WRITTEN EXERCISE:
Transcribe all the entries word for word, but omit the images.

* start DATA LINES *

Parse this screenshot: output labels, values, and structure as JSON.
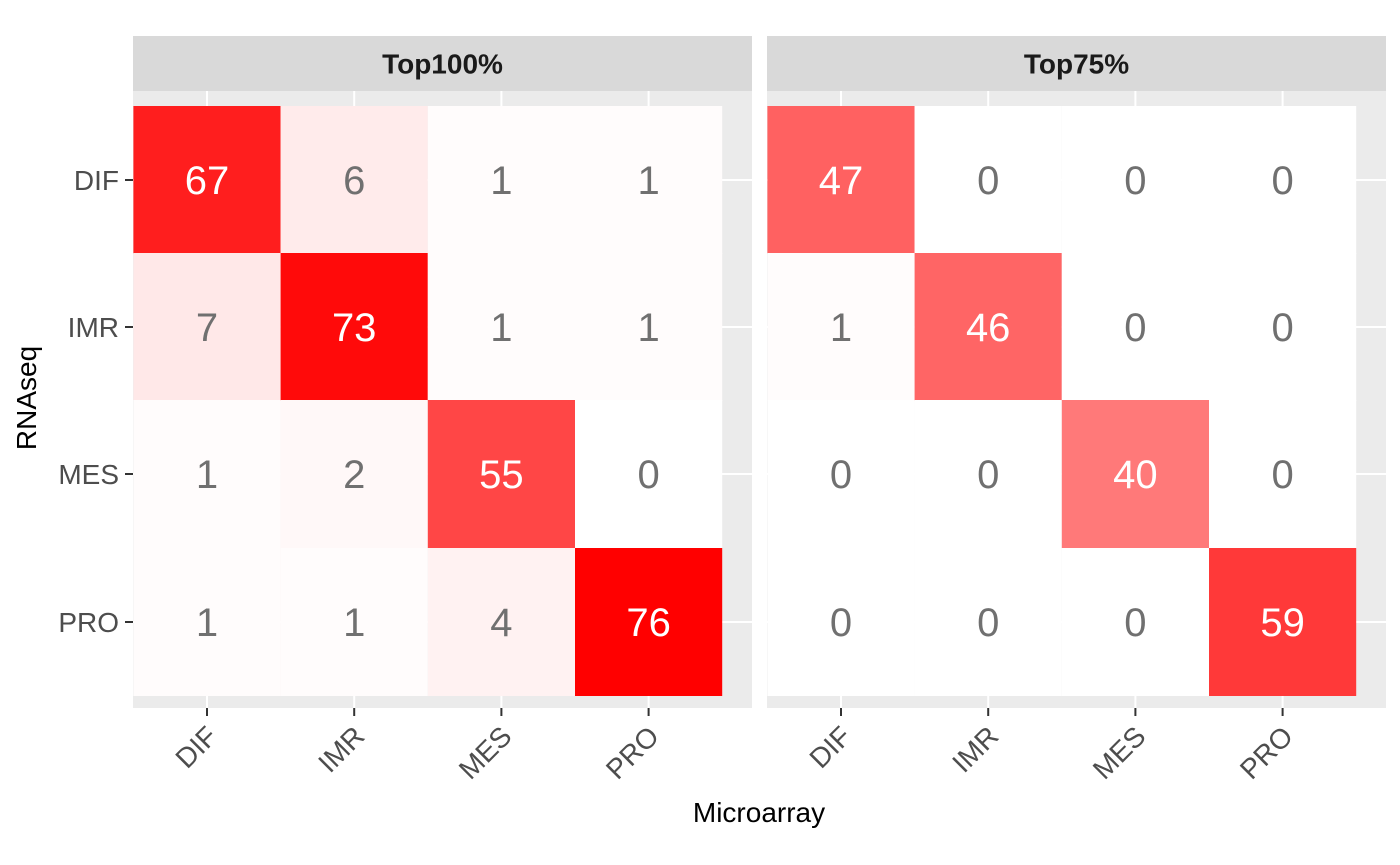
{
  "chart_data": {
    "type": "heatmap",
    "xlabel": "Microarray",
    "ylabel": "RNAseq",
    "x_categories": [
      "DIF",
      "IMR",
      "MES",
      "PRO"
    ],
    "y_categories": [
      "DIF",
      "IMR",
      "MES",
      "PRO"
    ],
    "grid": true,
    "colors": {
      "low": "#ffffff",
      "high": "#ff0000",
      "label_light": "#ffffff",
      "label_dark": "#707070",
      "panel_bg": "#ebebeb",
      "strip_bg": "#d9d9d9"
    },
    "panels": [
      {
        "title": "Top100%",
        "values": [
          [
            67,
            6,
            1,
            1
          ],
          [
            7,
            73,
            1,
            1
          ],
          [
            1,
            2,
            55,
            0
          ],
          [
            1,
            1,
            4,
            76
          ]
        ]
      },
      {
        "title": "Top75%",
        "values": [
          [
            47,
            0,
            0,
            0
          ],
          [
            1,
            46,
            0,
            0
          ],
          [
            0,
            0,
            40,
            0
          ],
          [
            0,
            0,
            0,
            59
          ]
        ]
      }
    ]
  }
}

* end DATA LINES *

FULL ANSWER:
Parse this screenshot: output labels, values, and structure as JSON.
{
  "chart_data": {
    "type": "heatmap",
    "xlabel": "Microarray",
    "ylabel": "RNAseq",
    "x_categories": [
      "DIF",
      "IMR",
      "MES",
      "PRO"
    ],
    "y_categories": [
      "DIF",
      "IMR",
      "MES",
      "PRO"
    ],
    "grid": true,
    "colors": {
      "low": "#ffffff",
      "high": "#ff0000",
      "label_light": "#ffffff",
      "label_dark": "#707070",
      "panel_bg": "#ebebeb",
      "strip_bg": "#d9d9d9"
    },
    "panels": [
      {
        "title": "Top100%",
        "values": [
          [
            67,
            6,
            1,
            1
          ],
          [
            7,
            73,
            1,
            1
          ],
          [
            1,
            2,
            55,
            0
          ],
          [
            1,
            1,
            4,
            76
          ]
        ]
      },
      {
        "title": "Top75%",
        "values": [
          [
            47,
            0,
            0,
            0
          ],
          [
            1,
            46,
            0,
            0
          ],
          [
            0,
            0,
            40,
            0
          ],
          [
            0,
            0,
            0,
            59
          ]
        ]
      }
    ]
  }
}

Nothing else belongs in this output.